## COMPITO 1
Rispondi in base al testo sul resoconto di viaggio:
(a) Di chi è la saggezza che si incontra in apertura del resoconto di viaggio?
(b) Con quale data e ora si apre il testo?
(c) Che cosa occorrerebbe fare del passato, invece di dimenticarsi del suo filtro?
## COMPITO 2
Ricopia dal testo sul resoconto di viaggio il tratto che va da "M.B. Mica è" fino a "scelto di viverci.".

## TESTO MOSTRATO
"""
2 dicembre 2010, 07:35

M.B. Mica è poco entrare in un resoconto di viaggio e trovarsi di fronte, in apertura, alla
saggezza mite e meravigliosa di Francesco, di Jeshu o di Buddha.
A volte mi chiedo però se questa perfezione morale non sia troppo lontana dalla natura
umana, se l’aspirazione a trascendere il conflitto da un punto di vista superiore non finisca col
togliere dalla mischia le persone migliori, che invece potrebbero battersi in vista di un qualche
risultato.
Semplicemente per regolarlo, il conflitto, per ricondurlo entro termini accettabili, per
impedirgli di realizzarsi attraverso la sanguinosa violenza che deturpa quelle regioni e gli
uomini che ci devono vivere, o che hanno scelto di viverci.
In questo caso più che dimenticarsi del filtro del passato, occorrerebbe riappropriarsi del
passato da punti di vista nuovi, reinterpretarlo, per farlo uno strumento di mediazione,
anziché di contrasto sanguinoso.
"""
## MATERIALE MOSTRATO
"""
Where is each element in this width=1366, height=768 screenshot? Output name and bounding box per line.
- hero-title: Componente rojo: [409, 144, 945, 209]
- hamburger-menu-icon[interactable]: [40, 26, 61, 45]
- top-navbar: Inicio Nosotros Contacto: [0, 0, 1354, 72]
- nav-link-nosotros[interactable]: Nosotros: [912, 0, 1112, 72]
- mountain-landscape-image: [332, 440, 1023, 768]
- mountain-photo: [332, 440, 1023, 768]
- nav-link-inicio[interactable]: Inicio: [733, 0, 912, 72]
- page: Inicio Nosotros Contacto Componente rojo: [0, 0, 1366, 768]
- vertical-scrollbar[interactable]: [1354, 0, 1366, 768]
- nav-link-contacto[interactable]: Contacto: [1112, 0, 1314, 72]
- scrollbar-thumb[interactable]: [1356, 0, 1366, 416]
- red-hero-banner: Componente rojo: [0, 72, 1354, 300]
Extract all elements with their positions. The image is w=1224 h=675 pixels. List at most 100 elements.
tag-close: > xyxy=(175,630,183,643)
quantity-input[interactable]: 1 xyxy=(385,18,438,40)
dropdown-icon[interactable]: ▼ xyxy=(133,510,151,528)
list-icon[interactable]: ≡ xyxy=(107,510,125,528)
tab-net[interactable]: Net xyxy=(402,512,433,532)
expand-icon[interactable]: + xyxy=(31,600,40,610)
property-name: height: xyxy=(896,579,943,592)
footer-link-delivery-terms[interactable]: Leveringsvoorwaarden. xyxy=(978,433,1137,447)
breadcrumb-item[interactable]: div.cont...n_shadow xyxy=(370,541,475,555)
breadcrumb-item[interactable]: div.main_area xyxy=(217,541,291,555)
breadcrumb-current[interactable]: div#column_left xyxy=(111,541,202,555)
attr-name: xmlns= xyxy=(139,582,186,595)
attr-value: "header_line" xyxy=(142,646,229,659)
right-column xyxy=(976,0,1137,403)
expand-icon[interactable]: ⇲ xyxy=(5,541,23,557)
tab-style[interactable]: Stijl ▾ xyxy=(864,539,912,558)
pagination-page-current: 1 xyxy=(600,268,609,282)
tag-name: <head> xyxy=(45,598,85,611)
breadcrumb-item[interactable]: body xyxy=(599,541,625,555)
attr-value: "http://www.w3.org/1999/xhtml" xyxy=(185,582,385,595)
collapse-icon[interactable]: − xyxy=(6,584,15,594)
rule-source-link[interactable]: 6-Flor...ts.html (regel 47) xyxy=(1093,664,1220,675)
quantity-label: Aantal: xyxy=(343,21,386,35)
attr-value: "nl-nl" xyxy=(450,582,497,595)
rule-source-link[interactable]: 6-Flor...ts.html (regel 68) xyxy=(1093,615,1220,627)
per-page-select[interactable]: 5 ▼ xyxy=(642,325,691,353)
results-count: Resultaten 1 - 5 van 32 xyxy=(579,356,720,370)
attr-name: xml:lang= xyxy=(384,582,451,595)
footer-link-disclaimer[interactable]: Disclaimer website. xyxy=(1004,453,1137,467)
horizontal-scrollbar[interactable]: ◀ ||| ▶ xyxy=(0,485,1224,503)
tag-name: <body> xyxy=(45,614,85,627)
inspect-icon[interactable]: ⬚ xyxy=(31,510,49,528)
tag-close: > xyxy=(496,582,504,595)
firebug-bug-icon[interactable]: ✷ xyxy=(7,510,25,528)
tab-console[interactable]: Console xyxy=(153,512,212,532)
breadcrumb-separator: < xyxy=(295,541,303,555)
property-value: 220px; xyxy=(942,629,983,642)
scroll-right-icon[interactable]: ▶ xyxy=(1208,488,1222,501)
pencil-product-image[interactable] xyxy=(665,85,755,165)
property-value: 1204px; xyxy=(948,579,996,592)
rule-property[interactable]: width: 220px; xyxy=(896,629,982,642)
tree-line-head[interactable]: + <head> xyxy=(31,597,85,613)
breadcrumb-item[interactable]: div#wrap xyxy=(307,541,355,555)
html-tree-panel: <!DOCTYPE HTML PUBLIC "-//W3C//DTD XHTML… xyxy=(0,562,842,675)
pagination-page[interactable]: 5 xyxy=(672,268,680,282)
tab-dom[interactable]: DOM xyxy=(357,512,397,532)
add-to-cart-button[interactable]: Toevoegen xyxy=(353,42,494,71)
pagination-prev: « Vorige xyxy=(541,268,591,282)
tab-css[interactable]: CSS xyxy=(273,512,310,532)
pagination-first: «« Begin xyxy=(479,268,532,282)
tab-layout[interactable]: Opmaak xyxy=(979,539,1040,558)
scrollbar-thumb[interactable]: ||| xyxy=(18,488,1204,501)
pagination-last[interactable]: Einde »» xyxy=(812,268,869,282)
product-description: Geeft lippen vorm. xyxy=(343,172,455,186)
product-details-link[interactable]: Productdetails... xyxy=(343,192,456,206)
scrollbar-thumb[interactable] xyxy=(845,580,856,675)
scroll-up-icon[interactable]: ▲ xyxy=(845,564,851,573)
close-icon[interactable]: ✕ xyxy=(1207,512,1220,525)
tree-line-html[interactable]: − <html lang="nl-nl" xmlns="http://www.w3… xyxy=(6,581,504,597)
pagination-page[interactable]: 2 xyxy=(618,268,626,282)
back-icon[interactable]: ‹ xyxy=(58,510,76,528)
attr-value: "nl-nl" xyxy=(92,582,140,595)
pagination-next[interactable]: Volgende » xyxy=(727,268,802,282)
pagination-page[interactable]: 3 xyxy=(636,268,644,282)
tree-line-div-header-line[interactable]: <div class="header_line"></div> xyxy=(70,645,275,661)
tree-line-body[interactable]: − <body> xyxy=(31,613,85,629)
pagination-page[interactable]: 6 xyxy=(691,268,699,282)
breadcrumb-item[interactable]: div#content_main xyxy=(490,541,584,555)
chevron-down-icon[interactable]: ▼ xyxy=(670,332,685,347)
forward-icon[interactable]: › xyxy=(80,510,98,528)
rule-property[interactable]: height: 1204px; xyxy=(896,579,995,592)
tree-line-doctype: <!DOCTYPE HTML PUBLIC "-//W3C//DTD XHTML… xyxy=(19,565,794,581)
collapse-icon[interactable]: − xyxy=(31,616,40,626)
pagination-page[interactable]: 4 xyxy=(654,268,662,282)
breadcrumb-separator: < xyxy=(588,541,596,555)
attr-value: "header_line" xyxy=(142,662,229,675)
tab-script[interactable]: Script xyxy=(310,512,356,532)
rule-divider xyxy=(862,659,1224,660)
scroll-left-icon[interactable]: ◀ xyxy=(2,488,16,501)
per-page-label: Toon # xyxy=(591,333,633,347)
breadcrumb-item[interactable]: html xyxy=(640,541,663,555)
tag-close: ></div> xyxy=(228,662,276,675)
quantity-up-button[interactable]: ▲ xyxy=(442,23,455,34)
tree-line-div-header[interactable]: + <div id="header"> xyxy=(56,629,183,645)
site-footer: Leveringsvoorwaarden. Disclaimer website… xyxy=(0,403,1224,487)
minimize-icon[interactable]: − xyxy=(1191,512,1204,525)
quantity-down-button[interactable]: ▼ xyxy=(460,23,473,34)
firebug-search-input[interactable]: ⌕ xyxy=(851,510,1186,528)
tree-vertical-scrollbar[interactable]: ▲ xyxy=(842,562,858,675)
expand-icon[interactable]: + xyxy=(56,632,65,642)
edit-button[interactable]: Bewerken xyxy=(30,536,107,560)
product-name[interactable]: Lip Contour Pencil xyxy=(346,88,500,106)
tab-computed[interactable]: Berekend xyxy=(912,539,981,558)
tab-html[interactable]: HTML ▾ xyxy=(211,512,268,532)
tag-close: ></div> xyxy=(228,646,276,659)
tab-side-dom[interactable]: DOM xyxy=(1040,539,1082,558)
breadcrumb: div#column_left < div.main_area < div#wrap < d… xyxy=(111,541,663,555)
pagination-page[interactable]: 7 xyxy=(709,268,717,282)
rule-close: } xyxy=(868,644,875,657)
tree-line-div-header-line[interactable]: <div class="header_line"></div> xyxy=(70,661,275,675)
"""
## SPAZIO RISPOSTA 1
(a) Di Francesco, di Jeshu e di Buddha.
(b) 2 dicembre 2010, 07:35.
(c) Occorrerebbe riappropriarsene da punti di vista nuovi e reinterpretarlo, per farne uno strumento di mediazione anziché di contrasto sanguinoso.

## SPAZIO RISPOSTA 2
M.B. Mica è poco entrare in un resoconto di viaggio e trovarsi di fronte, in apertura, alla
saggezza mite e meravigliosa di Francesco, di Jeshu o di Buddha.
A volte mi chiedo però se questa perfezione morale non sia troppo lontana dalla natura
umana, se l’aspirazione a trascendere il conflitto da un punto di vista superiore non finisca col
togliere dalla mischia le persone migliori, che invece potrebbero battersi in vista di un qualche
risultato.
Semplicemente per regolarlo, il conflitto, per ricondurlo entro termini accettabili, per
impedirgli di realizzarsi attraverso la sanguinosa violenza che deturpa quelle regioni e gli
uomini che ci devono vivere, o che hanno scelto di viverci.